Records from a collection of figures
========================================================================

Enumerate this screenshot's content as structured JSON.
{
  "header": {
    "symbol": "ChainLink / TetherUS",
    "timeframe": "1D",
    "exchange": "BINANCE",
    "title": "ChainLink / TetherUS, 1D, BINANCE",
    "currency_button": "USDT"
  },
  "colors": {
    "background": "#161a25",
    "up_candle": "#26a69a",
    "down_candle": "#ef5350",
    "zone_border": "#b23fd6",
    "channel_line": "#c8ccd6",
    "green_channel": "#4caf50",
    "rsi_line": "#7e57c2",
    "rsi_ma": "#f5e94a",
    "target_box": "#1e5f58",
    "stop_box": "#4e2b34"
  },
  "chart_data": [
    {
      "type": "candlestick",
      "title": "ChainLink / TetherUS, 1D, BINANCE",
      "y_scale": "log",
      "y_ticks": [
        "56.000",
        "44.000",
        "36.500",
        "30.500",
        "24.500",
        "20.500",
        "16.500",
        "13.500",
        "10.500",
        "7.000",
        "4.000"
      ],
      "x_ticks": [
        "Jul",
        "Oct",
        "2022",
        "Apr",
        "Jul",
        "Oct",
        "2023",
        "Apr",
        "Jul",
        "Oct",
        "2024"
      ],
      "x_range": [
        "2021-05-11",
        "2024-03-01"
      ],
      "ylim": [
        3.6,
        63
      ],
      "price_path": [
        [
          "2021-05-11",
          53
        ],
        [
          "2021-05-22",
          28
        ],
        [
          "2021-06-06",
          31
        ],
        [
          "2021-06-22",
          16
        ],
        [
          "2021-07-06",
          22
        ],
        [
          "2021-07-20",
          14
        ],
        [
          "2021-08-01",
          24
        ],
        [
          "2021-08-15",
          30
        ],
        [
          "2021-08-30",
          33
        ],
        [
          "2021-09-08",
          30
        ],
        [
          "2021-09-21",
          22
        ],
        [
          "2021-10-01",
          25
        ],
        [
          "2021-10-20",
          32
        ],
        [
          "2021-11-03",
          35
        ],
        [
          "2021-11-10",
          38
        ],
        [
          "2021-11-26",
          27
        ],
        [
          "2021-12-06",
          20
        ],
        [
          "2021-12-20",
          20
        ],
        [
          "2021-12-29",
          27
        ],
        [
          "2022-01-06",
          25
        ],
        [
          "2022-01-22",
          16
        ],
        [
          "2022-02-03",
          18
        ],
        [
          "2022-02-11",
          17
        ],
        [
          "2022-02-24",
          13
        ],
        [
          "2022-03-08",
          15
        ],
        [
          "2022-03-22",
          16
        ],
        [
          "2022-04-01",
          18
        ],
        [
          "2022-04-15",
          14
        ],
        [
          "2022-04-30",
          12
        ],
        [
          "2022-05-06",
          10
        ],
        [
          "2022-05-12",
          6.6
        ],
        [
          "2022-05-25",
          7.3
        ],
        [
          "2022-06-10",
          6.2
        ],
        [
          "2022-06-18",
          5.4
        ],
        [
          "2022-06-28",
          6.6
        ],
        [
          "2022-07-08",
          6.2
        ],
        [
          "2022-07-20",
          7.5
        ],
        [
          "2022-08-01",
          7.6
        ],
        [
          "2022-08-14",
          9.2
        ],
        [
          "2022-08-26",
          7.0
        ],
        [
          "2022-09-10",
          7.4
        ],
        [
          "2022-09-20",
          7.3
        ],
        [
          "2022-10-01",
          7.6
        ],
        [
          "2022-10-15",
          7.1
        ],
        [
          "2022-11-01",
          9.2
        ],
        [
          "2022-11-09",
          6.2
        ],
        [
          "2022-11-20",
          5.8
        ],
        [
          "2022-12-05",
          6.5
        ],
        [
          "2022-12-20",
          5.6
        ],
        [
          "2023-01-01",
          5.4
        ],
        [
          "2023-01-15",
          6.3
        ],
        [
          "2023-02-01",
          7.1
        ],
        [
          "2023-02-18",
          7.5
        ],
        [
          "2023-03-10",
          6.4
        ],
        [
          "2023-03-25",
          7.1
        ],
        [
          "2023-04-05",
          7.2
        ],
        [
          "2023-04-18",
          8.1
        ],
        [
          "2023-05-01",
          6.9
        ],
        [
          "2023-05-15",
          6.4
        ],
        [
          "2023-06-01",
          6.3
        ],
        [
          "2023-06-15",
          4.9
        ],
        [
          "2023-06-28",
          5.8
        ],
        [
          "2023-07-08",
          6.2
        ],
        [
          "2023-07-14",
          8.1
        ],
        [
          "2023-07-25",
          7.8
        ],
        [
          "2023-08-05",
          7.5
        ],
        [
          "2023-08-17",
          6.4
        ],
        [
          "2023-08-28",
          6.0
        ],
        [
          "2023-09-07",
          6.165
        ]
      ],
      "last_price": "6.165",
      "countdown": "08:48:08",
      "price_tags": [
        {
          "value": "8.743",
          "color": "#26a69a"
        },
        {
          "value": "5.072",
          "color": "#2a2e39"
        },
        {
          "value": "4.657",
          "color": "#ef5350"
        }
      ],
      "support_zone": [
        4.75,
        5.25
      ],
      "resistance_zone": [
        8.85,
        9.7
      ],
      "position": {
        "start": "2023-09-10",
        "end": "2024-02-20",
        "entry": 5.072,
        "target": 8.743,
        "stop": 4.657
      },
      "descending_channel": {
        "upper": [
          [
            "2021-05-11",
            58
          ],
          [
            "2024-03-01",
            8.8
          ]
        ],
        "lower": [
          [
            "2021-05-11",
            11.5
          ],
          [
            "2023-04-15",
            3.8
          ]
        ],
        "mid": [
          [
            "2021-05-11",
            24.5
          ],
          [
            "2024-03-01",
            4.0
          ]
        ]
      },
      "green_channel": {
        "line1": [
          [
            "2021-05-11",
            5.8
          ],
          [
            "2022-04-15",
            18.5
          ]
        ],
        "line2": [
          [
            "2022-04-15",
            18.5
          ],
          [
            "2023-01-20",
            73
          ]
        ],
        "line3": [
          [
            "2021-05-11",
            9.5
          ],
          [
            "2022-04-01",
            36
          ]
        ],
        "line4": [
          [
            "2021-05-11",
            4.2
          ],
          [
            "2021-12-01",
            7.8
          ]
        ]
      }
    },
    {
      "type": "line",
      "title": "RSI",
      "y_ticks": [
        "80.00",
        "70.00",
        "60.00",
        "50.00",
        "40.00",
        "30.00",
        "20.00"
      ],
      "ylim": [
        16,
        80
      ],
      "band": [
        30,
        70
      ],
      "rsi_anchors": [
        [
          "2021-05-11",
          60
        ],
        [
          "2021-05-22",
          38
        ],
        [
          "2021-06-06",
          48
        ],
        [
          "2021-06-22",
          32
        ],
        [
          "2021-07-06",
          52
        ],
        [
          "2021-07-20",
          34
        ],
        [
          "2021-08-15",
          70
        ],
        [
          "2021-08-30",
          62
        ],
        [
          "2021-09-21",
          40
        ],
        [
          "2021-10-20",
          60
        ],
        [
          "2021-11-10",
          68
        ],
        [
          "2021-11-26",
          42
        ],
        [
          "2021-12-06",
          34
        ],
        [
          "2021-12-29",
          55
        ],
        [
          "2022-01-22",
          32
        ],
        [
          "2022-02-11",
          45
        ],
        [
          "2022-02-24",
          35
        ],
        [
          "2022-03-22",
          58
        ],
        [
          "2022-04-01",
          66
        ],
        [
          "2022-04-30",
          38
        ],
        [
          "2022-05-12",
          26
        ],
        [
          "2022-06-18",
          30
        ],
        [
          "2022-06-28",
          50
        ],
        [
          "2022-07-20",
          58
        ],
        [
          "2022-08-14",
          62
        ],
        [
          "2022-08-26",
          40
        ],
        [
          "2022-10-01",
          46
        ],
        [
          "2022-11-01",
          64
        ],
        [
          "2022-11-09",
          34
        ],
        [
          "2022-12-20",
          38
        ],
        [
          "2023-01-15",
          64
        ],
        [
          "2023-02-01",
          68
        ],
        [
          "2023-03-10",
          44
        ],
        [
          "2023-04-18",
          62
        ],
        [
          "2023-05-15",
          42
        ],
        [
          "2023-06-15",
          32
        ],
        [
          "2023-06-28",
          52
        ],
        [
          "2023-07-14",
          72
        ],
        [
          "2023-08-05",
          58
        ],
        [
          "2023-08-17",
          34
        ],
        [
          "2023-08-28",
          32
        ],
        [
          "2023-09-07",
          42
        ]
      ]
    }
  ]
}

========================================================================

Set problem: Report only the number of lines in the data above that contain "ChainLink".

Full solution: 3